[Short problem] Copy all lines below containing "object".

[Provided material]
——

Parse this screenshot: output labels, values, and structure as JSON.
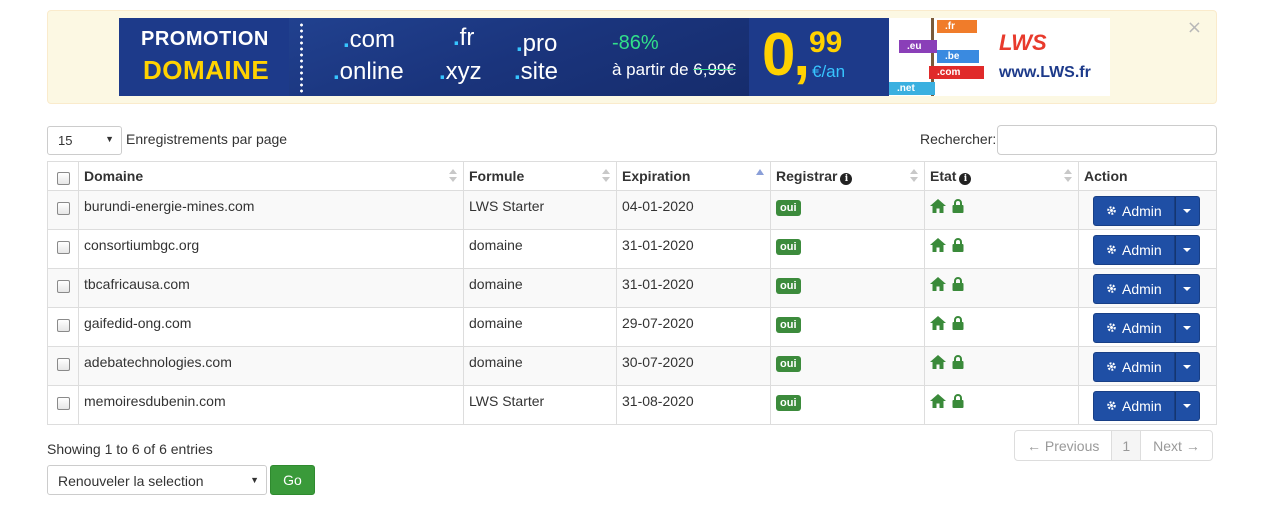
{
  "promo": {
    "title": "PROMOTION",
    "subtitle": "DOMAINE",
    "tlds": [
      ".com",
      ".fr",
      ".pro",
      ".online",
      ".xyz",
      ".site"
    ],
    "discount": "-86%",
    "from_label": "à partir de",
    "old_price": "6,99€",
    "price_main": "0,",
    "price_cents": "99",
    "per_year": "€/an",
    "flags": [
      ".fr",
      ".eu",
      ".be",
      ".com",
      ".net"
    ],
    "logo": "LWS",
    "url": "www.LWS.fr",
    "close": "×"
  },
  "controls": {
    "length_value": "15",
    "length_label": "Enregistrements par page",
    "search_label": "Rechercher:",
    "search_value": ""
  },
  "table": {
    "headers": [
      "Domaine",
      "Formule",
      "Expiration",
      "Registrar",
      "Etat",
      "Action"
    ],
    "rows": [
      {
        "domain": "burundi-energie-mines.com",
        "formule": "LWS Starter",
        "expiration": "04-01-2020",
        "registrar": "oui",
        "action": "Admin"
      },
      {
        "domain": "consortiumbgc.org",
        "formule": "domaine",
        "expiration": "31-01-2020",
        "registrar": "oui",
        "action": "Admin"
      },
      {
        "domain": "tbcafricausa.com",
        "formule": "domaine",
        "expiration": "31-01-2020",
        "registrar": "oui",
        "action": "Admin"
      },
      {
        "domain": "gaifedid-ong.com",
        "formule": "domaine",
        "expiration": "29-07-2020",
        "registrar": "oui",
        "action": "Admin"
      },
      {
        "domain": "adebatechnologies.com",
        "formule": "domaine",
        "expiration": "30-07-2020",
        "registrar": "oui",
        "action": "Admin"
      },
      {
        "domain": "memoiresdubenin.com",
        "formule": "LWS Starter",
        "expiration": "31-08-2020",
        "registrar": "oui",
        "action": "Admin"
      }
    ]
  },
  "footer": {
    "showing": "Showing 1 to 6 of 6 entries",
    "prev": "← Previous",
    "page": "1",
    "next": "Next →",
    "bulk_value": "Renouveler la selection",
    "go": "Go"
  },
  "colors": {
    "primary": "#1f4fa5",
    "success": "#3c8b3c",
    "promo_bg": "#1d3a8a",
    "promo_yellow": "#ffd200"
  }
}
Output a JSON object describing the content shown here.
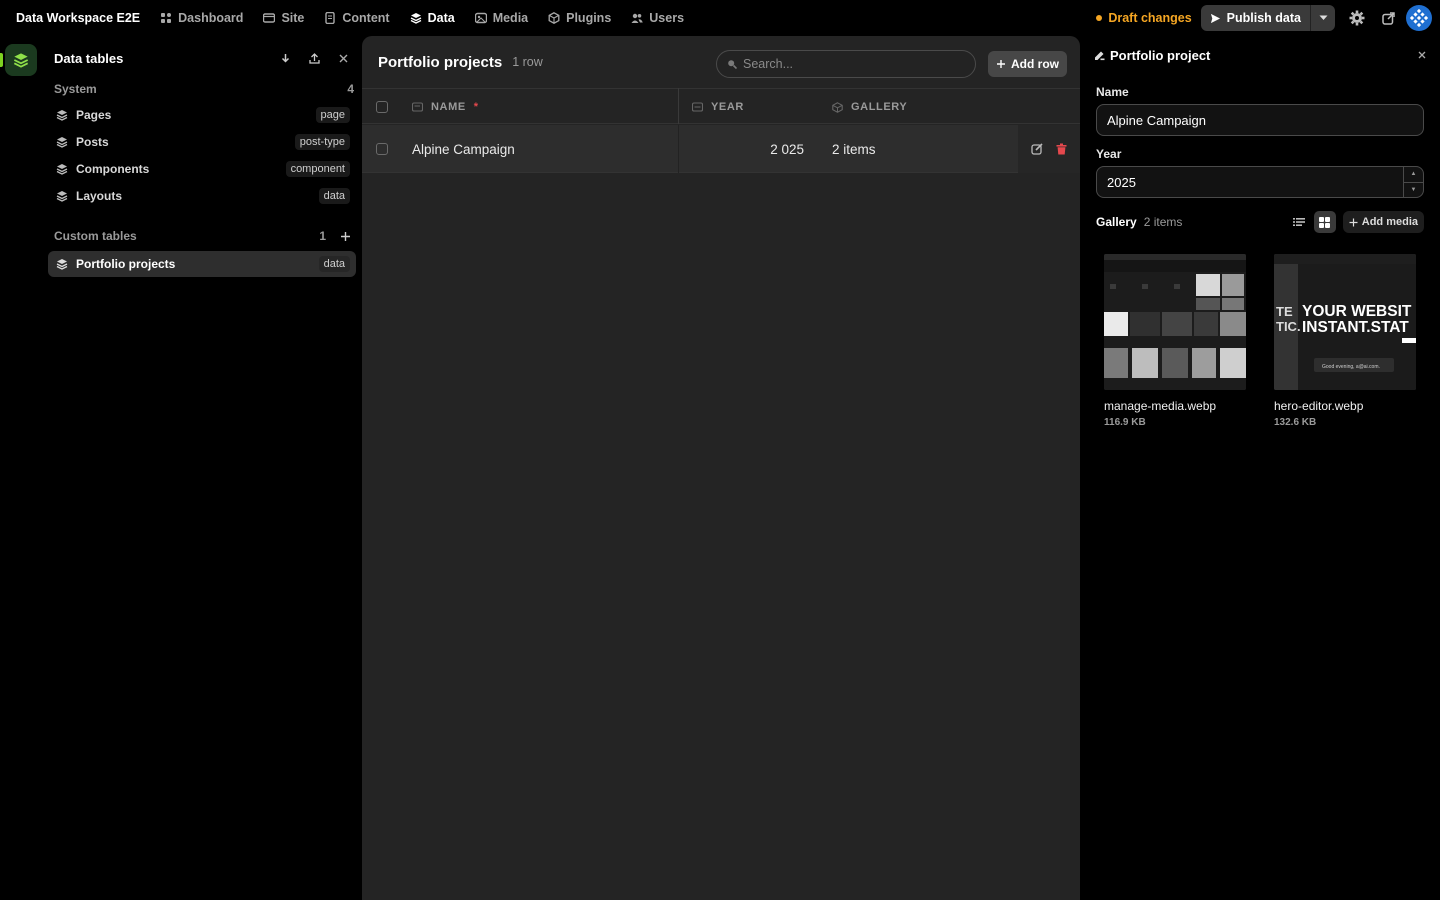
{
  "app": {
    "title": "Data Workspace E2E"
  },
  "nav": {
    "items": [
      {
        "label": "Dashboard",
        "icon": "dashboard-icon"
      },
      {
        "label": "Site",
        "icon": "site-icon"
      },
      {
        "label": "Content",
        "icon": "content-icon"
      },
      {
        "label": "Data",
        "icon": "database-icon",
        "active": true
      },
      {
        "label": "Media",
        "icon": "media-icon"
      },
      {
        "label": "Plugins",
        "icon": "plugin-icon"
      },
      {
        "label": "Users",
        "icon": "users-icon"
      }
    ]
  },
  "topbar": {
    "draft_label": "Draft changes",
    "publish_label": "Publish data",
    "colors": {
      "draft": "#f5a623",
      "accent": "#7ed321"
    }
  },
  "sidebar": {
    "title": "Data tables",
    "system": {
      "label": "System",
      "count": "4"
    },
    "system_items": [
      {
        "label": "Pages",
        "badge": "page"
      },
      {
        "label": "Posts",
        "badge": "post-type"
      },
      {
        "label": "Components",
        "badge": "component"
      },
      {
        "label": "Layouts",
        "badge": "data"
      }
    ],
    "custom": {
      "label": "Custom tables",
      "count": "1"
    },
    "custom_items": [
      {
        "label": "Portfolio projects",
        "badge": "data",
        "selected": true
      }
    ]
  },
  "main": {
    "title": "Portfolio projects",
    "row_count": "1 row",
    "search_placeholder": "Search...",
    "add_row_label": "Add row",
    "columns": {
      "name": "NAME",
      "required_mark": "*",
      "year": "YEAR",
      "gallery": "GALLERY"
    },
    "rows": [
      {
        "name": "Alpine Campaign",
        "year": "2 025",
        "gallery": "2 items"
      }
    ]
  },
  "editor": {
    "title": "Portfolio project",
    "name_label": "Name",
    "name_value": "Alpine Campaign",
    "year_label": "Year",
    "year_value": "2025",
    "gallery_label": "Gallery",
    "gallery_count": "2 items",
    "add_media_label": "Add media",
    "media": [
      {
        "name": "manage-media.webp",
        "size": "116.9 KB"
      },
      {
        "name": "hero-editor.webp",
        "size": "132.6 KB",
        "thumb_text_1": "YOUR WEBSIT",
        "thumb_text_2": "INSTANT.STAT",
        "thumb_text_3": "Good evening, a@ai.com.",
        "thumb_text_4": "TE",
        "thumb_text_5": "TIC."
      }
    ]
  }
}
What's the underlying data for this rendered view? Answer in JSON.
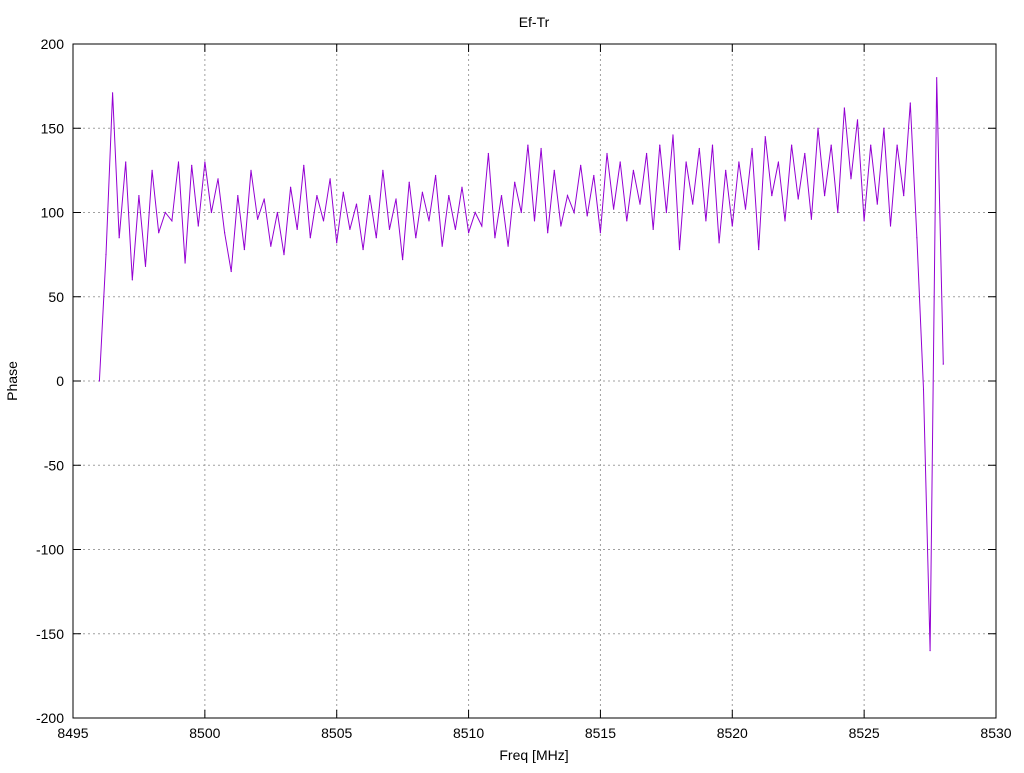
{
  "chart_data": {
    "type": "line",
    "title": "Ef-Tr",
    "xlabel": "Freq [MHz]",
    "ylabel": "Phase",
    "xlim": [
      8495,
      8530
    ],
    "ylim": [
      -200,
      200
    ],
    "xticks": [
      8495,
      8500,
      8505,
      8510,
      8515,
      8520,
      8525,
      8530
    ],
    "yticks": [
      -200,
      -150,
      -100,
      -50,
      0,
      50,
      100,
      150,
      200
    ],
    "grid": true,
    "legend": "none",
    "series": [
      {
        "name": "Ef-Tr",
        "color": "#9400d3",
        "x_start": 8496,
        "x_step": 0.25,
        "values": [
          0,
          75,
          171,
          85,
          130,
          60,
          110,
          68,
          125,
          88,
          100,
          95,
          130,
          70,
          128,
          92,
          130,
          100,
          120,
          88,
          65,
          110,
          78,
          125,
          96,
          108,
          80,
          100,
          75,
          115,
          90,
          128,
          85,
          110,
          95,
          120,
          82,
          112,
          90,
          105,
          78,
          110,
          85,
          125,
          90,
          108,
          72,
          118,
          85,
          112,
          95,
          122,
          80,
          110,
          90,
          115,
          88,
          100,
          92,
          135,
          85,
          110,
          80,
          118,
          100,
          140,
          95,
          138,
          88,
          125,
          92,
          110,
          100,
          128,
          98,
          122,
          88,
          135,
          102,
          130,
          95,
          125,
          105,
          135,
          90,
          140,
          100,
          146,
          78,
          130,
          105,
          138,
          95,
          140,
          82,
          125,
          92,
          130,
          102,
          138,
          78,
          145,
          110,
          130,
          95,
          140,
          108,
          135,
          96,
          150,
          110,
          140,
          100,
          162,
          120,
          155,
          95,
          140,
          105,
          150,
          92,
          140,
          110,
          165,
          85,
          -5,
          -160,
          180,
          10
        ]
      }
    ]
  }
}
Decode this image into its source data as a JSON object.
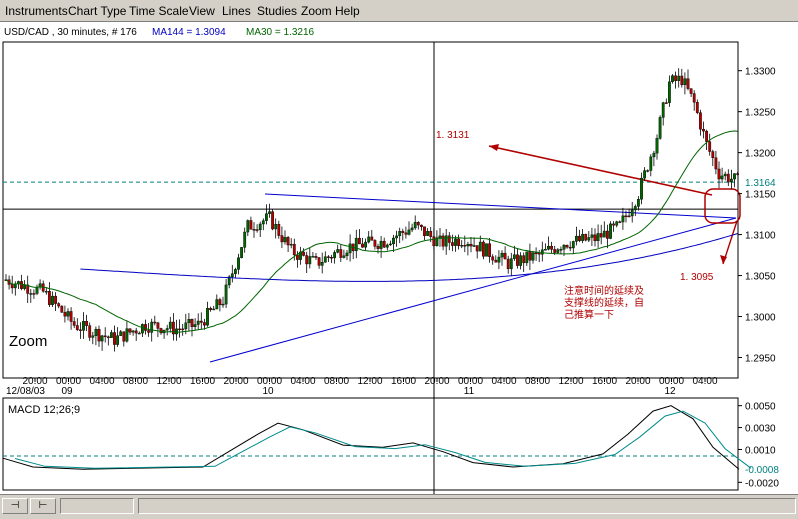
{
  "menu": [
    "Instruments",
    "Chart Type",
    "Time Scale",
    "View",
    "Lines",
    "Studies",
    "Zoom",
    "Help"
  ],
  "header": {
    "symbol_info": "USD/CAD , 30 minutes, # 176",
    "ma144_label": "MA144 = 1.3094",
    "ma30_label": "MA30 = 1.3216"
  },
  "zoom_label": "Zoom",
  "colors": {
    "ma144": "#0000c0",
    "ma30": "#006400",
    "trendline": "#0000d0",
    "annotation": "#b00000",
    "bull_candle": "#006400",
    "bear_candle": "#b00000",
    "dashed_level": "#008080",
    "macd_line": "#000000",
    "signal_line": "#008b8b"
  },
  "crosshair": {
    "price": "1. 3131"
  },
  "annotations": {
    "target_price": "1. 3095",
    "note_lines": [
      "注意时间的延续及",
      "支撑线的延续，自",
      "己推算一下"
    ]
  },
  "chart_data": {
    "type": "candlestick",
    "symbol": "USD/CAD",
    "timeframe": "30 minutes",
    "price_axis": {
      "ticks": [
        "1.3300",
        "1.3250",
        "1.3200",
        "1.3150",
        "1.3100",
        "1.3050",
        "1.3000",
        "1.2950"
      ],
      "highlight_tick": "1.3164",
      "range": [
        1.2925,
        1.3335
      ]
    },
    "time_axis": {
      "ticks": [
        "20:00",
        "00:00",
        "04:00",
        "08:00",
        "12:00",
        "16:00",
        "20:00",
        "00:00",
        "04:00",
        "08:00",
        "12:00",
        "16:00",
        "20:00",
        "00:00",
        "04:00",
        "08:00",
        "12:00",
        "16:00",
        "20:00",
        "00:00",
        "04:00"
      ],
      "date_labels": [
        "12/08/03",
        "09",
        "10",
        "11",
        "12"
      ]
    },
    "horizontal_level": 1.3164,
    "crosshair_level": 1.3131,
    "series": [
      {
        "name": "MA144",
        "value": 1.3094
      },
      {
        "name": "MA30",
        "value": 1.3216
      }
    ],
    "macd": {
      "label": "MACD 12;26;9",
      "ticks": [
        "0.0050",
        "0.0030",
        "0.0010",
        "-0.0020"
      ],
      "highlight_tick": "-0.0008",
      "range": [
        -0.0027,
        0.0057
      ]
    }
  }
}
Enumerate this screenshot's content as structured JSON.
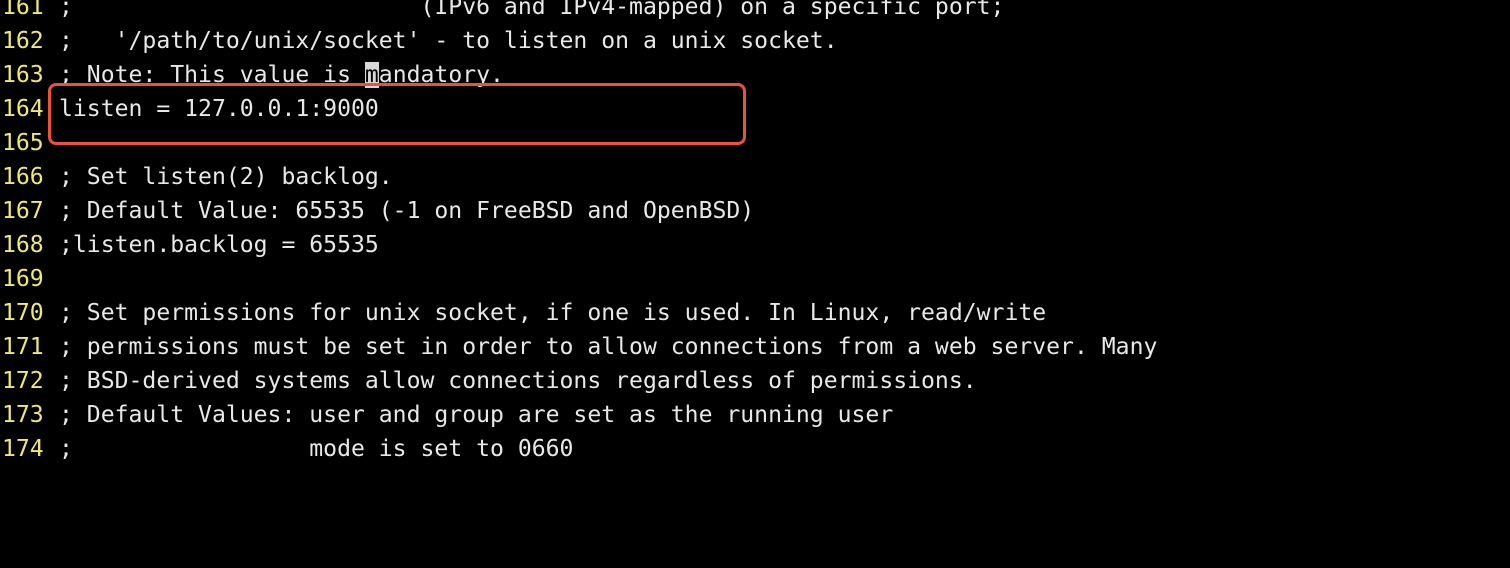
{
  "lines": [
    {
      "num": "161",
      "text": ";                         (IPv6 and IPv4-mapped) on a specific port;"
    },
    {
      "num": "162",
      "text": ";   '/path/to/unix/socket' - to listen on a unix socket."
    },
    {
      "num": "163",
      "pre": "; Note: This value is ",
      "cursor": "m",
      "post": "andatory."
    },
    {
      "num": "164",
      "text": "listen = 127.0.0.1:9000"
    },
    {
      "num": "165",
      "text": ""
    },
    {
      "num": "166",
      "text": "; Set listen(2) backlog."
    },
    {
      "num": "167",
      "text": "; Default Value: 65535 (-1 on FreeBSD and OpenBSD)"
    },
    {
      "num": "168",
      "text": ";listen.backlog = 65535"
    },
    {
      "num": "169",
      "text": ""
    },
    {
      "num": "170",
      "text": "; Set permissions for unix socket, if one is used. In Linux, read/write"
    },
    {
      "num": "171",
      "text": "; permissions must be set in order to allow connections from a web server. Many"
    },
    {
      "num": "172",
      "text": "; BSD-derived systems allow connections regardless of permissions."
    },
    {
      "num": "173",
      "text": "; Default Values: user and group are set as the running user"
    },
    {
      "num": "174",
      "text": ";                 mode is set to 0660"
    }
  ],
  "colors": {
    "background": "#000000",
    "line_number": "#f0e96a",
    "text": "#e8e8e8",
    "annotation_box": "#e8533a",
    "cursor": "#d8d8d8"
  }
}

——

[Full response]
Output a JSON object describing the content shown here.
Decode this image into its source data as a JSON object.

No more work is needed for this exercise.